___ ROWS ___

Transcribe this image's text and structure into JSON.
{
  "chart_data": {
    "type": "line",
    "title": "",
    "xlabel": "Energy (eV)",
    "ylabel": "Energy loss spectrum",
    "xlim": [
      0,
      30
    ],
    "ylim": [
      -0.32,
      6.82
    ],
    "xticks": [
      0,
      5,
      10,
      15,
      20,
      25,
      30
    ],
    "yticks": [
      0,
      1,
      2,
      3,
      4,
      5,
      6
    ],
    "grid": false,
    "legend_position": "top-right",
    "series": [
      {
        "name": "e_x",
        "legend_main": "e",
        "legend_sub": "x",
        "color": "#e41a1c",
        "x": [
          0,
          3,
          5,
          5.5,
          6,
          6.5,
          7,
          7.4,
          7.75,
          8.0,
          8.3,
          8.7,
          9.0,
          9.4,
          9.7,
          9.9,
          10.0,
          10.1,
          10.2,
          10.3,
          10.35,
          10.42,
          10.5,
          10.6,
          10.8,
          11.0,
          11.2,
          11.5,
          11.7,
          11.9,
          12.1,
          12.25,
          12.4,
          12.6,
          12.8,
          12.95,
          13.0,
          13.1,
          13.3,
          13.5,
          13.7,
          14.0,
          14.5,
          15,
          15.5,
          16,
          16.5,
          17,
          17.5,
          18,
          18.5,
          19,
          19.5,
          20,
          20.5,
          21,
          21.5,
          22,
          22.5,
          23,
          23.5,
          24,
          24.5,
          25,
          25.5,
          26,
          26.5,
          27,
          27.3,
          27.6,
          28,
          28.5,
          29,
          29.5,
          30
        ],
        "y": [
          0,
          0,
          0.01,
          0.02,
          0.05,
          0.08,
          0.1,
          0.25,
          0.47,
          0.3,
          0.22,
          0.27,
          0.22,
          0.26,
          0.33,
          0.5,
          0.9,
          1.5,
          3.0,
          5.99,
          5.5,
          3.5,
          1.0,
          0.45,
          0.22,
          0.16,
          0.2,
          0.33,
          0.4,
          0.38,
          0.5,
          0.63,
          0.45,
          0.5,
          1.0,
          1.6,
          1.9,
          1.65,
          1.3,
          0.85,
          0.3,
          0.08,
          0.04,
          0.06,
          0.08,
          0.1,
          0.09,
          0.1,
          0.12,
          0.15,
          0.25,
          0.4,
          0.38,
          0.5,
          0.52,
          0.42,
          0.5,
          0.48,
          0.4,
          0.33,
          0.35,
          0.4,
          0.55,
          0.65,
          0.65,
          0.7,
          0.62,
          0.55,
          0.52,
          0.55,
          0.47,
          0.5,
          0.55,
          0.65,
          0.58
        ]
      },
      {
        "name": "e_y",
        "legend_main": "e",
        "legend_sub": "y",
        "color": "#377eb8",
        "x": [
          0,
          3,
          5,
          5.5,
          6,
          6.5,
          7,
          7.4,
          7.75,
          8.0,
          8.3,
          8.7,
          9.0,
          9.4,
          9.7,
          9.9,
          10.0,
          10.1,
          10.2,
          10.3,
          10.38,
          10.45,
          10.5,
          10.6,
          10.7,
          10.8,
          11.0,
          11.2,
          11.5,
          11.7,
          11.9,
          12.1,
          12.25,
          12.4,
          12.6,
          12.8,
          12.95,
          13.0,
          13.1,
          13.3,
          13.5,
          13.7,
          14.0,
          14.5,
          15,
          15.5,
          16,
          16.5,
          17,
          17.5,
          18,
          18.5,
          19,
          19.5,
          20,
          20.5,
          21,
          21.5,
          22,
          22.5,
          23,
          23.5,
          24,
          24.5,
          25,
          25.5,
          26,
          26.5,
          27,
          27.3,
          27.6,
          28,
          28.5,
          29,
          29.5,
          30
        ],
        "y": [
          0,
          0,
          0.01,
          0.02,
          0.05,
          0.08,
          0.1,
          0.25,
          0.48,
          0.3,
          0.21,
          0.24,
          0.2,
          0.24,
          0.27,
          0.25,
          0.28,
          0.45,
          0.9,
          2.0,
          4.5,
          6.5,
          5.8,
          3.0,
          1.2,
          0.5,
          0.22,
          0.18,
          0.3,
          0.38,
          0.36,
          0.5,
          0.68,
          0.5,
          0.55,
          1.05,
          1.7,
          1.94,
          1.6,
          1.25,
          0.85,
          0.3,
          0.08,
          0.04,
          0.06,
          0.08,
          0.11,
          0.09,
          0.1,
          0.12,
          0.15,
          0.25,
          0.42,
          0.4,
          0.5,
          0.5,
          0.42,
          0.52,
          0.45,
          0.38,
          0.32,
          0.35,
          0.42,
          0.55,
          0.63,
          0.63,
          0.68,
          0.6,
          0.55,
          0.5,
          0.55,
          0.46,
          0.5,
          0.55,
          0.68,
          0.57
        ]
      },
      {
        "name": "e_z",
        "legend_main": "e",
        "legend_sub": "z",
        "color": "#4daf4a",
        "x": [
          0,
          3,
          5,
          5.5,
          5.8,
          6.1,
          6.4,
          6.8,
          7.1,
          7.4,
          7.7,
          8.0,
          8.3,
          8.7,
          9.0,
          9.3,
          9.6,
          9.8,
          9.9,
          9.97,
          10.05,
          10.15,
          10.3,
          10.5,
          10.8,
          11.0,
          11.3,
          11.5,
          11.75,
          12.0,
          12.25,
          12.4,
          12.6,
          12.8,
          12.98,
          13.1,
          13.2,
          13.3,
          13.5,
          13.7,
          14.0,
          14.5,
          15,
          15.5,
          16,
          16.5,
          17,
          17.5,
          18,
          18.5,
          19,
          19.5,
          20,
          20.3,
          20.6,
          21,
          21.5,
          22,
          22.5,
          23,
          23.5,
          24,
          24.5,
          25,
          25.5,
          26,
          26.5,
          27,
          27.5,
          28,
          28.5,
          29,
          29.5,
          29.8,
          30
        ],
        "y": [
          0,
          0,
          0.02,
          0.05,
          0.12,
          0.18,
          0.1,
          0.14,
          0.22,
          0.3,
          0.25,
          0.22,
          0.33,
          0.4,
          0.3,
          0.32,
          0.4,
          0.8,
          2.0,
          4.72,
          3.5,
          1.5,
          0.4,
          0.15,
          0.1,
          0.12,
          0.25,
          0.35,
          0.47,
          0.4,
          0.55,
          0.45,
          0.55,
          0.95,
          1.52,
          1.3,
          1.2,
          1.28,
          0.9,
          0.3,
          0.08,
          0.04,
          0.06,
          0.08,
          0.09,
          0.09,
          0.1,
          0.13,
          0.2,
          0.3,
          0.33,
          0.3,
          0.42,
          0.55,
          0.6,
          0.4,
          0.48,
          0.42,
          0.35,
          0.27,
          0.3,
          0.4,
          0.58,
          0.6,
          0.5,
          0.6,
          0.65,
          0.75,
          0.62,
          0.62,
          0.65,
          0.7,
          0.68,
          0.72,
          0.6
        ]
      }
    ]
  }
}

___

-- EXERCISE BRIEF --
Go through the records above and set each one down exactly, please.

-- RESPONSE --
Transcribe this image's text and structure into JSON.
{
  "chart_data": {
    "type": "line",
    "title": "",
    "xlabel": "Energy (eV)",
    "ylabel": "Energy loss spectrum",
    "xlim": [
      0,
      30
    ],
    "ylim": [
      -0.32,
      6.82
    ],
    "xticks": [
      0,
      5,
      10,
      15,
      20,
      25,
      30
    ],
    "yticks": [
      0,
      1,
      2,
      3,
      4,
      5,
      6
    ],
    "grid": false,
    "legend_position": "top-right",
    "series": [
      {
        "name": "e_x",
        "legend_main": "e",
        "legend_sub": "x",
        "color": "#e41a1c",
        "x": [
          0,
          3,
          5,
          5.5,
          6,
          6.5,
          7,
          7.4,
          7.75,
          8.0,
          8.3,
          8.7,
          9.0,
          9.4,
          9.7,
          9.9,
          10.0,
          10.1,
          10.2,
          10.3,
          10.35,
          10.42,
          10.5,
          10.6,
          10.8,
          11.0,
          11.2,
          11.5,
          11.7,
          11.9,
          12.1,
          12.25,
          12.4,
          12.6,
          12.8,
          12.95,
          13.0,
          13.1,
          13.3,
          13.5,
          13.7,
          14.0,
          14.5,
          15,
          15.5,
          16,
          16.5,
          17,
          17.5,
          18,
          18.5,
          19,
          19.5,
          20,
          20.5,
          21,
          21.5,
          22,
          22.5,
          23,
          23.5,
          24,
          24.5,
          25,
          25.5,
          26,
          26.5,
          27,
          27.3,
          27.6,
          28,
          28.5,
          29,
          29.5,
          30
        ],
        "y": [
          0,
          0,
          0.01,
          0.02,
          0.05,
          0.08,
          0.1,
          0.25,
          0.47,
          0.3,
          0.22,
          0.27,
          0.22,
          0.26,
          0.33,
          0.5,
          0.9,
          1.5,
          3.0,
          5.99,
          5.5,
          3.5,
          1.0,
          0.45,
          0.22,
          0.16,
          0.2,
          0.33,
          0.4,
          0.38,
          0.5,
          0.63,
          0.45,
          0.5,
          1.0,
          1.6,
          1.9,
          1.65,
          1.3,
          0.85,
          0.3,
          0.08,
          0.04,
          0.06,
          0.08,
          0.1,
          0.09,
          0.1,
          0.12,
          0.15,
          0.25,
          0.4,
          0.38,
          0.5,
          0.52,
          0.42,
          0.5,
          0.48,
          0.4,
          0.33,
          0.35,
          0.4,
          0.55,
          0.65,
          0.65,
          0.7,
          0.62,
          0.55,
          0.52,
          0.55,
          0.47,
          0.5,
          0.55,
          0.65,
          0.58
        ]
      },
      {
        "name": "e_y",
        "legend_main": "e",
        "legend_sub": "y",
        "color": "#377eb8",
        "x": [
          0,
          3,
          5,
          5.5,
          6,
          6.5,
          7,
          7.4,
          7.75,
          8.0,
          8.3,
          8.7,
          9.0,
          9.4,
          9.7,
          9.9,
          10.0,
          10.1,
          10.2,
          10.3,
          10.38,
          10.45,
          10.5,
          10.6,
          10.7,
          10.8,
          11.0,
          11.2,
          11.5,
          11.7,
          11.9,
          12.1,
          12.25,
          12.4,
          12.6,
          12.8,
          12.95,
          13.0,
          13.1,
          13.3,
          13.5,
          13.7,
          14.0,
          14.5,
          15,
          15.5,
          16,
          16.5,
          17,
          17.5,
          18,
          18.5,
          19,
          19.5,
          20,
          20.5,
          21,
          21.5,
          22,
          22.5,
          23,
          23.5,
          24,
          24.5,
          25,
          25.5,
          26,
          26.5,
          27,
          27.3,
          27.6,
          28,
          28.5,
          29,
          29.5,
          30
        ],
        "y": [
          0,
          0,
          0.01,
          0.02,
          0.05,
          0.08,
          0.1,
          0.25,
          0.48,
          0.3,
          0.21,
          0.24,
          0.2,
          0.24,
          0.27,
          0.25,
          0.28,
          0.45,
          0.9,
          2.0,
          4.5,
          6.5,
          5.8,
          3.0,
          1.2,
          0.5,
          0.22,
          0.18,
          0.3,
          0.38,
          0.36,
          0.5,
          0.68,
          0.5,
          0.55,
          1.05,
          1.7,
          1.94,
          1.6,
          1.25,
          0.85,
          0.3,
          0.08,
          0.04,
          0.06,
          0.08,
          0.11,
          0.09,
          0.1,
          0.12,
          0.15,
          0.25,
          0.42,
          0.4,
          0.5,
          0.5,
          0.42,
          0.52,
          0.45,
          0.38,
          0.32,
          0.35,
          0.42,
          0.55,
          0.63,
          0.63,
          0.68,
          0.6,
          0.55,
          0.5,
          0.55,
          0.46,
          0.5,
          0.55,
          0.68,
          0.57
        ]
      },
      {
        "name": "e_z",
        "legend_main": "e",
        "legend_sub": "z",
        "color": "#4daf4a",
        "x": [
          0,
          3,
          5,
          5.5,
          5.8,
          6.1,
          6.4,
          6.8,
          7.1,
          7.4,
          7.7,
          8.0,
          8.3,
          8.7,
          9.0,
          9.3,
          9.6,
          9.8,
          9.9,
          9.97,
          10.05,
          10.15,
          10.3,
          10.5,
          10.8,
          11.0,
          11.3,
          11.5,
          11.75,
          12.0,
          12.25,
          12.4,
          12.6,
          12.8,
          12.98,
          13.1,
          13.2,
          13.3,
          13.5,
          13.7,
          14.0,
          14.5,
          15,
          15.5,
          16,
          16.5,
          17,
          17.5,
          18,
          18.5,
          19,
          19.5,
          20,
          20.3,
          20.6,
          21,
          21.5,
          22,
          22.5,
          23,
          23.5,
          24,
          24.5,
          25,
          25.5,
          26,
          26.5,
          27,
          27.5,
          28,
          28.5,
          29,
          29.5,
          29.8,
          30
        ],
        "y": [
          0,
          0,
          0.02,
          0.05,
          0.12,
          0.18,
          0.1,
          0.14,
          0.22,
          0.3,
          0.25,
          0.22,
          0.33,
          0.4,
          0.3,
          0.32,
          0.4,
          0.8,
          2.0,
          4.72,
          3.5,
          1.5,
          0.4,
          0.15,
          0.1,
          0.12,
          0.25,
          0.35,
          0.47,
          0.4,
          0.55,
          0.45,
          0.55,
          0.95,
          1.52,
          1.3,
          1.2,
          1.28,
          0.9,
          0.3,
          0.08,
          0.04,
          0.06,
          0.08,
          0.09,
          0.09,
          0.1,
          0.13,
          0.2,
          0.3,
          0.33,
          0.3,
          0.42,
          0.55,
          0.6,
          0.4,
          0.48,
          0.42,
          0.35,
          0.27,
          0.3,
          0.4,
          0.58,
          0.6,
          0.5,
          0.6,
          0.65,
          0.75,
          0.62,
          0.62,
          0.65,
          0.7,
          0.68,
          0.72,
          0.6
        ]
      }
    ]
  }
}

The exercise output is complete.